# START OF Information provided

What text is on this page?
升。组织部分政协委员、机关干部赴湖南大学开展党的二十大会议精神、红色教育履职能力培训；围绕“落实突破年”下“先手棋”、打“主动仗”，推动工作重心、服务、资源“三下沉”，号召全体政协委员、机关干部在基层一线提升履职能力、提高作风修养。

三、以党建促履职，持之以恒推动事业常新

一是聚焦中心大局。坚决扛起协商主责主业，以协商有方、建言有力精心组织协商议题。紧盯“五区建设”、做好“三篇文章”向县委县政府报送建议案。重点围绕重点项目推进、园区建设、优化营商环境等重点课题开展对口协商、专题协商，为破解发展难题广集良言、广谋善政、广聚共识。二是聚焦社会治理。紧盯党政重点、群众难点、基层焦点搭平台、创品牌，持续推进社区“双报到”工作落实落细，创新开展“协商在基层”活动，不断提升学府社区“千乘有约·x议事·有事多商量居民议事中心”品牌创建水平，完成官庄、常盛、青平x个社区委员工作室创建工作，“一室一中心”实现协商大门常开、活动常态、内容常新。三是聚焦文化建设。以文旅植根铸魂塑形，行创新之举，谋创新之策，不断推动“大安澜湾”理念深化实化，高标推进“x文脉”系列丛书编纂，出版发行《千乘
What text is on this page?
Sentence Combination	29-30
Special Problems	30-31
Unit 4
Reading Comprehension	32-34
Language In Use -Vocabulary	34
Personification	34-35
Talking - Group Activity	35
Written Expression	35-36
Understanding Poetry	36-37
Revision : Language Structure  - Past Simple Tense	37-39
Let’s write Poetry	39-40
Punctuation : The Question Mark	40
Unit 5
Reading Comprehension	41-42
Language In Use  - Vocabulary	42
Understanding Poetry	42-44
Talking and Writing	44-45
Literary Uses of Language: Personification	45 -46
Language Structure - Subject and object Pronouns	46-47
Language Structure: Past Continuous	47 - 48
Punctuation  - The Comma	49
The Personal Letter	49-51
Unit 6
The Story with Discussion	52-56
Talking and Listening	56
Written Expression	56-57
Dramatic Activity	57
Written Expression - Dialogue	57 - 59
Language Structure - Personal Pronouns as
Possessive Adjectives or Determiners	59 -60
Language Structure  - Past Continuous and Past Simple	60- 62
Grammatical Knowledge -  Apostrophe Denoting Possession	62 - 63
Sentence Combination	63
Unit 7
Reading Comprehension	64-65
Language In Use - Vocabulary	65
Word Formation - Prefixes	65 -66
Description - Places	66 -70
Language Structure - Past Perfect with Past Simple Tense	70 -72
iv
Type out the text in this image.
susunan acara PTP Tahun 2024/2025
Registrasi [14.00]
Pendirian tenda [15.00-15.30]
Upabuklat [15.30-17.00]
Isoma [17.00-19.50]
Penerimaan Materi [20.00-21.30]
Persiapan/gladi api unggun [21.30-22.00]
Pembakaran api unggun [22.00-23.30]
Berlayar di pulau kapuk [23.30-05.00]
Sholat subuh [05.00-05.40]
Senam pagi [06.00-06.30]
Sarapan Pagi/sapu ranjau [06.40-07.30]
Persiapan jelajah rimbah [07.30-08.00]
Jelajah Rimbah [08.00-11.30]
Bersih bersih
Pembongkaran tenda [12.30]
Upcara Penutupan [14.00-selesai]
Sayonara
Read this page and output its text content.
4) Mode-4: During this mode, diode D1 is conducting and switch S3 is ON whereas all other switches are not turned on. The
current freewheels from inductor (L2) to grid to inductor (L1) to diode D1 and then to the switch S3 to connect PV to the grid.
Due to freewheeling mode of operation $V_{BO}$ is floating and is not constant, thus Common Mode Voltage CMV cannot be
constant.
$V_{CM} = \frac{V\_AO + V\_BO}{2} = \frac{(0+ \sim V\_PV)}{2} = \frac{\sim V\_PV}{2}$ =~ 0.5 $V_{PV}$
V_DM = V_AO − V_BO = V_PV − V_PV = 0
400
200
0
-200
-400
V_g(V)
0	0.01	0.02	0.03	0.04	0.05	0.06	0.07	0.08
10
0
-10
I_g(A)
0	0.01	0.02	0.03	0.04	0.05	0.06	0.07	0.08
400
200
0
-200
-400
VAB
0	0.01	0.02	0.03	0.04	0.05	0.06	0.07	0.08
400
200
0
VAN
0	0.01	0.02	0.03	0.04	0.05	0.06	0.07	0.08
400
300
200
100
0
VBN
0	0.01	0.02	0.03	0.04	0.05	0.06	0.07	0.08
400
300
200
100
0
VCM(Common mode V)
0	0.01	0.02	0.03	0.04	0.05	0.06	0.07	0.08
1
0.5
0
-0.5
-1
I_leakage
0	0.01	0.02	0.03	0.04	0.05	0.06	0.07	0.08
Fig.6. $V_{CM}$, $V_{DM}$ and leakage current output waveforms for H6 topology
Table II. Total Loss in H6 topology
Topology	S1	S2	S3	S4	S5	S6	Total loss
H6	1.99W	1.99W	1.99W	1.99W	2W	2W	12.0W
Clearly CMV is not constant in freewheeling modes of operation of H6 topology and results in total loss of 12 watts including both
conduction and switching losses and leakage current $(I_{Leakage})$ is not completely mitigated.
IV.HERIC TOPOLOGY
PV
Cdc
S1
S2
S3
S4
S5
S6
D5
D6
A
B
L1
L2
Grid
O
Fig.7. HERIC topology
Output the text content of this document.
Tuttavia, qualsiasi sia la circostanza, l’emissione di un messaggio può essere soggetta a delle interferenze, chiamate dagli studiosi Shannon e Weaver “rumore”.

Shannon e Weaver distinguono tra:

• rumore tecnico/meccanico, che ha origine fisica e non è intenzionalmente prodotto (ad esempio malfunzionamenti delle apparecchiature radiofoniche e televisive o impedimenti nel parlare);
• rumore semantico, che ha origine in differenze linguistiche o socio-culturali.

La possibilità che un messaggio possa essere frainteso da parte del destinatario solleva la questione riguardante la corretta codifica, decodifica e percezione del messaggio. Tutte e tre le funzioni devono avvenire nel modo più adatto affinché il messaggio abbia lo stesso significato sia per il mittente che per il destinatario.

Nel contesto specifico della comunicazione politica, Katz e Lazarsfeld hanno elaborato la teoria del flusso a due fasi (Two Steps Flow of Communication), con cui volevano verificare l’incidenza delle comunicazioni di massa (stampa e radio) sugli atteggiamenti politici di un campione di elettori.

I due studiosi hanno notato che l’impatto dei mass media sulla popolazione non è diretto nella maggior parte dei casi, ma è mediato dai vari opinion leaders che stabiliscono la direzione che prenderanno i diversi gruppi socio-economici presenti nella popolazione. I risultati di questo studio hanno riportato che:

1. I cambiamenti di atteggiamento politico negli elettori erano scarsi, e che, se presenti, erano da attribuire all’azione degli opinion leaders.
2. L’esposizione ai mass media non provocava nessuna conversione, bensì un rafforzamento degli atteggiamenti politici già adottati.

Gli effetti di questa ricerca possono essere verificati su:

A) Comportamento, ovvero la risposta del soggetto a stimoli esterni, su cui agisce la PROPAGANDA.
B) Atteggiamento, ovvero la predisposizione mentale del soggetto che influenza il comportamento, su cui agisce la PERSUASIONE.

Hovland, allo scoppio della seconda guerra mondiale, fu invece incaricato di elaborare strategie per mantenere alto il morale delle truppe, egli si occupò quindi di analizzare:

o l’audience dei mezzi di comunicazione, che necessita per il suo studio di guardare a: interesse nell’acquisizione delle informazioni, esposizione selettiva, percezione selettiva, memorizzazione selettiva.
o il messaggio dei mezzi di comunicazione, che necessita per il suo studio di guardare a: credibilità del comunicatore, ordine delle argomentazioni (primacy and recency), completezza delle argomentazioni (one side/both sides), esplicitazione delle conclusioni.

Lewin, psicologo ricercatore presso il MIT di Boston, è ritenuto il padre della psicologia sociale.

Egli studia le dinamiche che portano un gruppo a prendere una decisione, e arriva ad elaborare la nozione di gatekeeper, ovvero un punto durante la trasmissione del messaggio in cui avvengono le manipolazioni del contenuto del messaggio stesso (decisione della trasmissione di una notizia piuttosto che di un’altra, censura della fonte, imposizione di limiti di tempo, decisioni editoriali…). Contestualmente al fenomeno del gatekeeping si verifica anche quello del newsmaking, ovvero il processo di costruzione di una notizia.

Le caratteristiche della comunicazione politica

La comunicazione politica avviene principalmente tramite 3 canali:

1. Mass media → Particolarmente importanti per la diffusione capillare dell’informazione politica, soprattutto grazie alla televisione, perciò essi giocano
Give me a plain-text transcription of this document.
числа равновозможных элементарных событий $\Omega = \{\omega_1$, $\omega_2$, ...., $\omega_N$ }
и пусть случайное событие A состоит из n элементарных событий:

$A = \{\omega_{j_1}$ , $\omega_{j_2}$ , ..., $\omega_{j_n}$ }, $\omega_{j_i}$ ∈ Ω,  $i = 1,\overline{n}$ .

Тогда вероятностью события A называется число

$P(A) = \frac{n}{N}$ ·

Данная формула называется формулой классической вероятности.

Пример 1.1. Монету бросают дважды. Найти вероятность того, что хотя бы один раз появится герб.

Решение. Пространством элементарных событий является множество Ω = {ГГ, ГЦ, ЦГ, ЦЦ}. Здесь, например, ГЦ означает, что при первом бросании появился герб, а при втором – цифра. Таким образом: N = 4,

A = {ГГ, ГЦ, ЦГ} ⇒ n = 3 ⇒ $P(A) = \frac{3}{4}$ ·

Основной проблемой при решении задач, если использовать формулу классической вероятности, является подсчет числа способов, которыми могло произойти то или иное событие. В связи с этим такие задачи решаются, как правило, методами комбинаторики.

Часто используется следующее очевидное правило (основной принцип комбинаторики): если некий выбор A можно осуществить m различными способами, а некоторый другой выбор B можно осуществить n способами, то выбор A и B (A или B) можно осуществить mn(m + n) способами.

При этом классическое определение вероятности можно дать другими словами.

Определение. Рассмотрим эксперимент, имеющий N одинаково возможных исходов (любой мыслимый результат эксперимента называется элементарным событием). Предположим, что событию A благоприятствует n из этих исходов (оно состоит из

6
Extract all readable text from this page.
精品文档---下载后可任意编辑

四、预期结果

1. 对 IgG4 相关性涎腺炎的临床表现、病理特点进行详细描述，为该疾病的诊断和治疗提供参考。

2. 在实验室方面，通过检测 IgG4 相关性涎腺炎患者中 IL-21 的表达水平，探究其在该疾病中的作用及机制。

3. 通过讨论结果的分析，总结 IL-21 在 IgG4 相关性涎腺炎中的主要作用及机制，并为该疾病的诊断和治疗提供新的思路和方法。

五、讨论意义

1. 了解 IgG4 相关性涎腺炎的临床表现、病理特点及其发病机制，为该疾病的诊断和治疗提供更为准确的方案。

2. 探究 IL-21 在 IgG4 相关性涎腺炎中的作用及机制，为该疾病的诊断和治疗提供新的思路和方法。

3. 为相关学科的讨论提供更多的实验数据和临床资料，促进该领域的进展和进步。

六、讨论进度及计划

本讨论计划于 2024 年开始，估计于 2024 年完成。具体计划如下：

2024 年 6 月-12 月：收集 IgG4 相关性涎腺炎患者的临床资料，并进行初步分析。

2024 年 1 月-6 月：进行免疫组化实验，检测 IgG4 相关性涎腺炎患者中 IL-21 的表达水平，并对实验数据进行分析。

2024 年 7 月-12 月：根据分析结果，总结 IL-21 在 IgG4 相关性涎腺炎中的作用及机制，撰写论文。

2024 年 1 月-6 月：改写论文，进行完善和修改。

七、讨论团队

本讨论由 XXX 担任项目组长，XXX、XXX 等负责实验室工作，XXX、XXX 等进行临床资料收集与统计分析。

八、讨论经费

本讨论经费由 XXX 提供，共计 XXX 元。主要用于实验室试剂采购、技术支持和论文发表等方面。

# END OF Information provided

■ **Exercise**: Go through the material line by line. Show each line that contains the string "Weaver".

■ **Task output**:
Tuttavia, qualsiasi sia la circostanza, l’emissione di un messaggio può essere soggetta a delle interferenze, chiamate dagli studiosi Shannon e Weaver “rumore”.
Shannon e Weaver distinguono tra:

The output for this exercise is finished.